== Exercise goal ==
Quote the records below in full, exactly as given, with the images taken out.

(Dataset items)
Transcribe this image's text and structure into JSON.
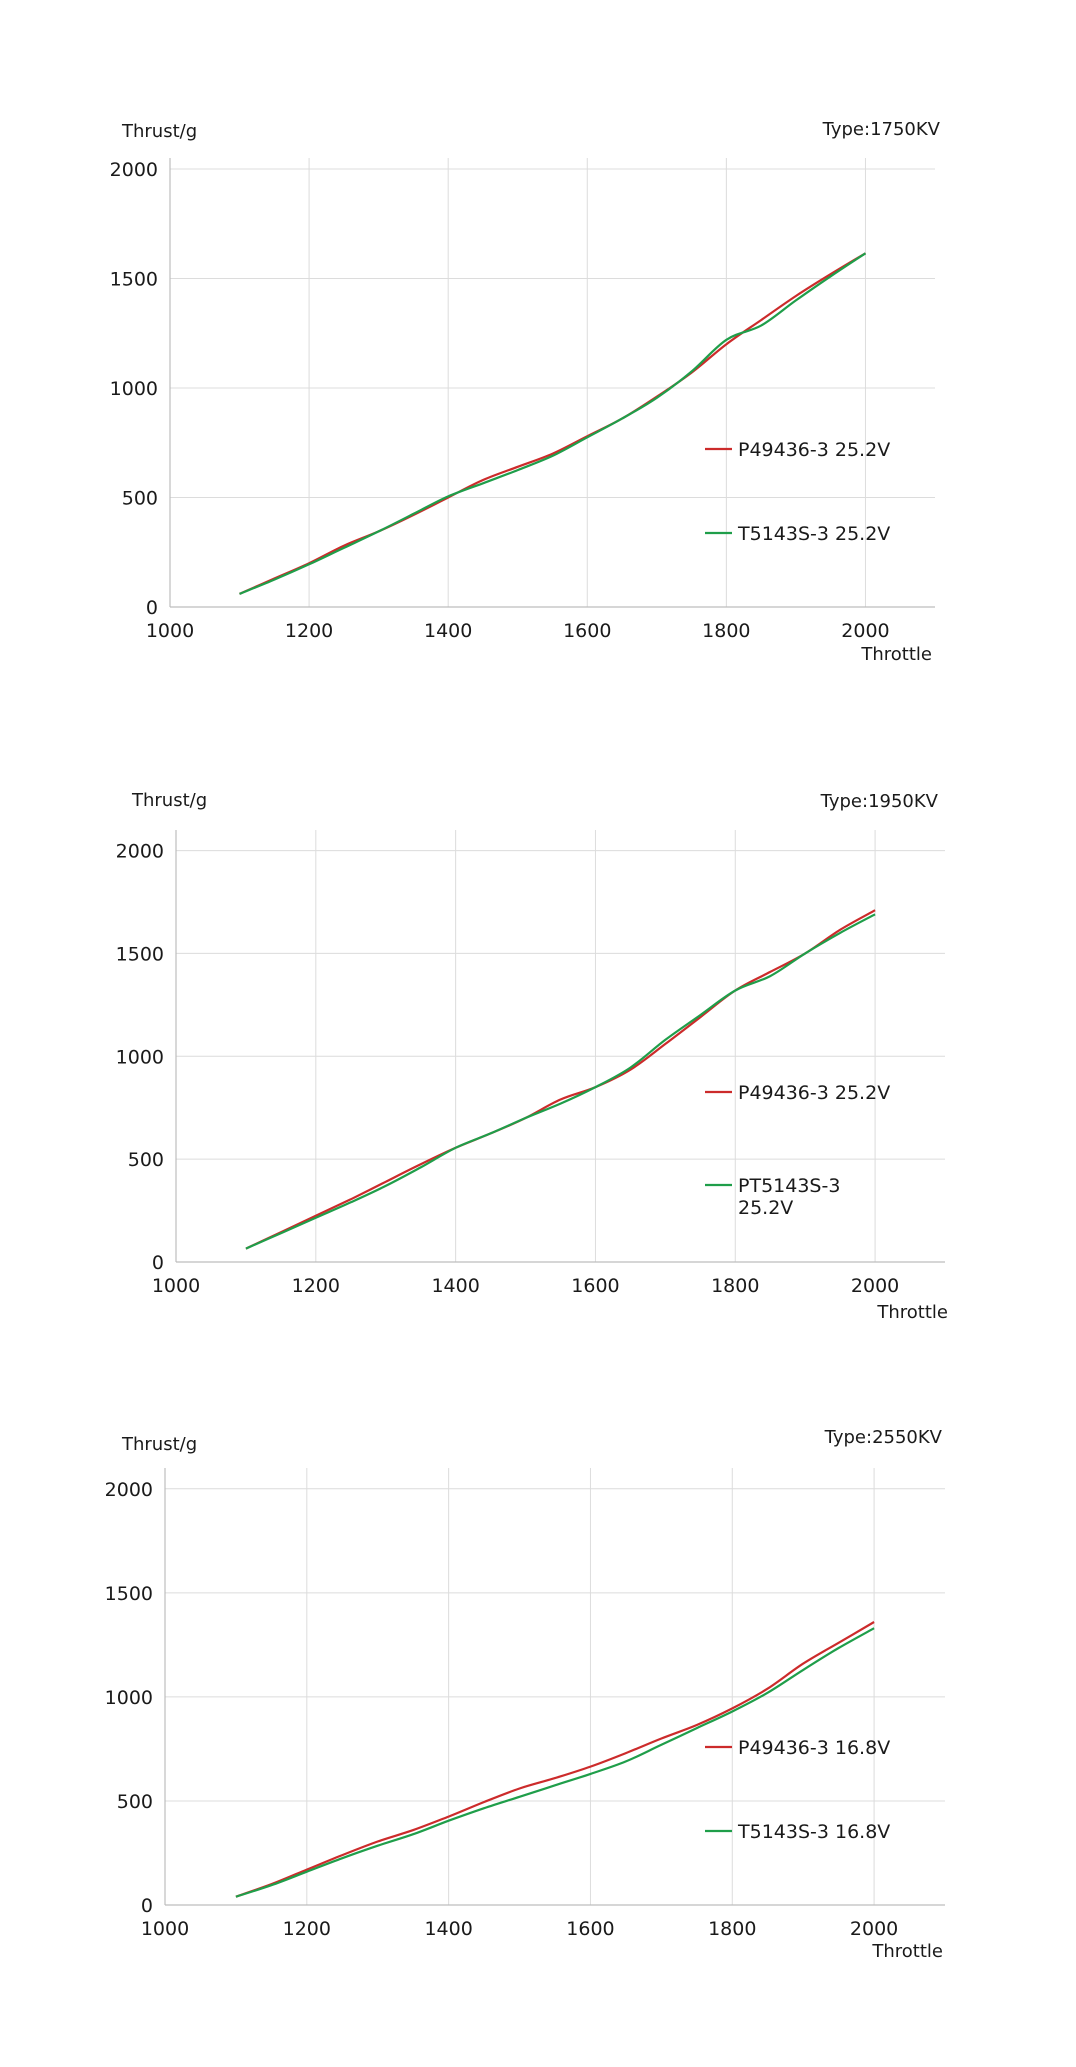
{
  "colors": {
    "red": "#cc2b2b",
    "green": "#1f9e4a",
    "grid": "#dcdcdc"
  },
  "chart_data": [
    {
      "type": "line",
      "title": "Type:1750KV",
      "ylabel": "Thrust/g",
      "xlabel": "Throttle",
      "xlim": [
        1000,
        2100
      ],
      "ylim": [
        0,
        2050
      ],
      "xticks": [
        1000,
        1200,
        1400,
        1600,
        1800,
        2000
      ],
      "yticks": [
        0,
        500,
        1000,
        1500,
        2000
      ],
      "grid": true,
      "legend_position": "right-center",
      "series": [
        {
          "name": "P49436-3 25.2V",
          "color": "#cc2b2b",
          "x": [
            1100,
            1150,
            1200,
            1250,
            1300,
            1350,
            1400,
            1450,
            1500,
            1550,
            1600,
            1650,
            1700,
            1750,
            1800,
            1850,
            1900,
            1950,
            2000
          ],
          "y": [
            60,
            130,
            200,
            280,
            345,
            420,
            500,
            580,
            640,
            700,
            780,
            860,
            960,
            1070,
            1200,
            1310,
            1420,
            1520,
            1615
          ]
        },
        {
          "name": "T5143S-3 25.2V",
          "color": "#1f9e4a",
          "x": [
            1100,
            1150,
            1200,
            1250,
            1300,
            1350,
            1400,
            1450,
            1500,
            1550,
            1600,
            1650,
            1700,
            1750,
            1800,
            1850,
            1900,
            1950,
            2000
          ],
          "y": [
            60,
            125,
            195,
            270,
            345,
            425,
            505,
            565,
            625,
            690,
            775,
            860,
            955,
            1075,
            1220,
            1285,
            1400,
            1510,
            1615
          ]
        }
      ]
    },
    {
      "type": "line",
      "title": "Type:1950KV",
      "ylabel": "Thrust/g",
      "xlabel": "Throttle",
      "xlim": [
        1000,
        2100
      ],
      "ylim": [
        0,
        2100
      ],
      "xticks": [
        1000,
        1200,
        1400,
        1600,
        1800,
        2000
      ],
      "yticks": [
        0,
        500,
        1000,
        1500,
        2000
      ],
      "grid": true,
      "legend_position": "right-center",
      "series": [
        {
          "name": "P49436-3 25.2V",
          "color": "#cc2b2b",
          "x": [
            1100,
            1150,
            1200,
            1250,
            1300,
            1350,
            1400,
            1450,
            1500,
            1550,
            1600,
            1650,
            1700,
            1750,
            1800,
            1850,
            1900,
            1950,
            2000
          ],
          "y": [
            65,
            145,
            225,
            305,
            390,
            475,
            555,
            625,
            700,
            790,
            850,
            935,
            1060,
            1190,
            1320,
            1410,
            1500,
            1615,
            1710
          ]
        },
        {
          "name": "PT5143S-3 25.2V",
          "color": "#1f9e4a",
          "x": [
            1100,
            1150,
            1200,
            1250,
            1300,
            1350,
            1400,
            1450,
            1500,
            1550,
            1600,
            1650,
            1700,
            1750,
            1800,
            1850,
            1900,
            1950,
            2000
          ],
          "y": [
            65,
            140,
            215,
            290,
            370,
            460,
            555,
            625,
            700,
            770,
            850,
            945,
            1080,
            1200,
            1320,
            1390,
            1500,
            1600,
            1690
          ]
        }
      ]
    },
    {
      "type": "line",
      "title": "Type:2550KV",
      "ylabel": "Thrust/g",
      "xlabel": "Throttle",
      "xlim": [
        1000,
        2100
      ],
      "ylim": [
        0,
        2100
      ],
      "xticks": [
        1000,
        1200,
        1400,
        1600,
        1800,
        2000
      ],
      "yticks": [
        0,
        500,
        1000,
        1500,
        2000
      ],
      "grid": true,
      "legend_position": "right-center",
      "series": [
        {
          "name": "P49436-3 16.8V",
          "color": "#cc2b2b",
          "x": [
            1100,
            1150,
            1200,
            1250,
            1300,
            1350,
            1400,
            1450,
            1500,
            1550,
            1600,
            1650,
            1700,
            1750,
            1800,
            1850,
            1900,
            1950,
            2000
          ],
          "y": [
            40,
            100,
            170,
            240,
            305,
            360,
            425,
            495,
            560,
            610,
            665,
            730,
            800,
            865,
            945,
            1040,
            1160,
            1260,
            1360
          ]
        },
        {
          "name": "T5143S-3 16.8V",
          "color": "#1f9e4a",
          "x": [
            1100,
            1150,
            1200,
            1250,
            1300,
            1350,
            1400,
            1450,
            1500,
            1550,
            1600,
            1650,
            1700,
            1750,
            1800,
            1850,
            1900,
            1950,
            2000
          ],
          "y": [
            40,
            95,
            160,
            225,
            285,
            340,
            405,
            465,
            520,
            575,
            630,
            690,
            770,
            850,
            930,
            1020,
            1130,
            1235,
            1330
          ]
        }
      ]
    }
  ]
}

== Complete output ==
Transcribe this image's text and structure into JSON.
{
  "colors": {
    "red": "#cc2b2b",
    "green": "#1f9e4a",
    "grid": "#dcdcdc"
  },
  "chart_data": [
    {
      "type": "line",
      "title": "Type:1750KV",
      "ylabel": "Thrust/g",
      "xlabel": "Throttle",
      "xlim": [
        1000,
        2100
      ],
      "ylim": [
        0,
        2050
      ],
      "xticks": [
        1000,
        1200,
        1400,
        1600,
        1800,
        2000
      ],
      "yticks": [
        0,
        500,
        1000,
        1500,
        2000
      ],
      "grid": true,
      "legend_position": "right-center",
      "series": [
        {
          "name": "P49436-3 25.2V",
          "color": "#cc2b2b",
          "x": [
            1100,
            1150,
            1200,
            1250,
            1300,
            1350,
            1400,
            1450,
            1500,
            1550,
            1600,
            1650,
            1700,
            1750,
            1800,
            1850,
            1900,
            1950,
            2000
          ],
          "y": [
            60,
            130,
            200,
            280,
            345,
            420,
            500,
            580,
            640,
            700,
            780,
            860,
            960,
            1070,
            1200,
            1310,
            1420,
            1520,
            1615
          ]
        },
        {
          "name": "T5143S-3 25.2V",
          "color": "#1f9e4a",
          "x": [
            1100,
            1150,
            1200,
            1250,
            1300,
            1350,
            1400,
            1450,
            1500,
            1550,
            1600,
            1650,
            1700,
            1750,
            1800,
            1850,
            1900,
            1950,
            2000
          ],
          "y": [
            60,
            125,
            195,
            270,
            345,
            425,
            505,
            565,
            625,
            690,
            775,
            860,
            955,
            1075,
            1220,
            1285,
            1400,
            1510,
            1615
          ]
        }
      ]
    },
    {
      "type": "line",
      "title": "Type:1950KV",
      "ylabel": "Thrust/g",
      "xlabel": "Throttle",
      "xlim": [
        1000,
        2100
      ],
      "ylim": [
        0,
        2100
      ],
      "xticks": [
        1000,
        1200,
        1400,
        1600,
        1800,
        2000
      ],
      "yticks": [
        0,
        500,
        1000,
        1500,
        2000
      ],
      "grid": true,
      "legend_position": "right-center",
      "series": [
        {
          "name": "P49436-3 25.2V",
          "color": "#cc2b2b",
          "x": [
            1100,
            1150,
            1200,
            1250,
            1300,
            1350,
            1400,
            1450,
            1500,
            1550,
            1600,
            1650,
            1700,
            1750,
            1800,
            1850,
            1900,
            1950,
            2000
          ],
          "y": [
            65,
            145,
            225,
            305,
            390,
            475,
            555,
            625,
            700,
            790,
            850,
            935,
            1060,
            1190,
            1320,
            1410,
            1500,
            1615,
            1710
          ]
        },
        {
          "name": "PT5143S-3 25.2V",
          "color": "#1f9e4a",
          "x": [
            1100,
            1150,
            1200,
            1250,
            1300,
            1350,
            1400,
            1450,
            1500,
            1550,
            1600,
            1650,
            1700,
            1750,
            1800,
            1850,
            1900,
            1950,
            2000
          ],
          "y": [
            65,
            140,
            215,
            290,
            370,
            460,
            555,
            625,
            700,
            770,
            850,
            945,
            1080,
            1200,
            1320,
            1390,
            1500,
            1600,
            1690
          ]
        }
      ]
    },
    {
      "type": "line",
      "title": "Type:2550KV",
      "ylabel": "Thrust/g",
      "xlabel": "Throttle",
      "xlim": [
        1000,
        2100
      ],
      "ylim": [
        0,
        2100
      ],
      "xticks": [
        1000,
        1200,
        1400,
        1600,
        1800,
        2000
      ],
      "yticks": [
        0,
        500,
        1000,
        1500,
        2000
      ],
      "grid": true,
      "legend_position": "right-center",
      "series": [
        {
          "name": "P49436-3 16.8V",
          "color": "#cc2b2b",
          "x": [
            1100,
            1150,
            1200,
            1250,
            1300,
            1350,
            1400,
            1450,
            1500,
            1550,
            1600,
            1650,
            1700,
            1750,
            1800,
            1850,
            1900,
            1950,
            2000
          ],
          "y": [
            40,
            100,
            170,
            240,
            305,
            360,
            425,
            495,
            560,
            610,
            665,
            730,
            800,
            865,
            945,
            1040,
            1160,
            1260,
            1360
          ]
        },
        {
          "name": "T5143S-3 16.8V",
          "color": "#1f9e4a",
          "x": [
            1100,
            1150,
            1200,
            1250,
            1300,
            1350,
            1400,
            1450,
            1500,
            1550,
            1600,
            1650,
            1700,
            1750,
            1800,
            1850,
            1900,
            1950,
            2000
          ],
          "y": [
            40,
            95,
            160,
            225,
            285,
            340,
            405,
            465,
            520,
            575,
            630,
            690,
            770,
            850,
            930,
            1020,
            1130,
            1235,
            1330
          ]
        }
      ]
    }
  ]
}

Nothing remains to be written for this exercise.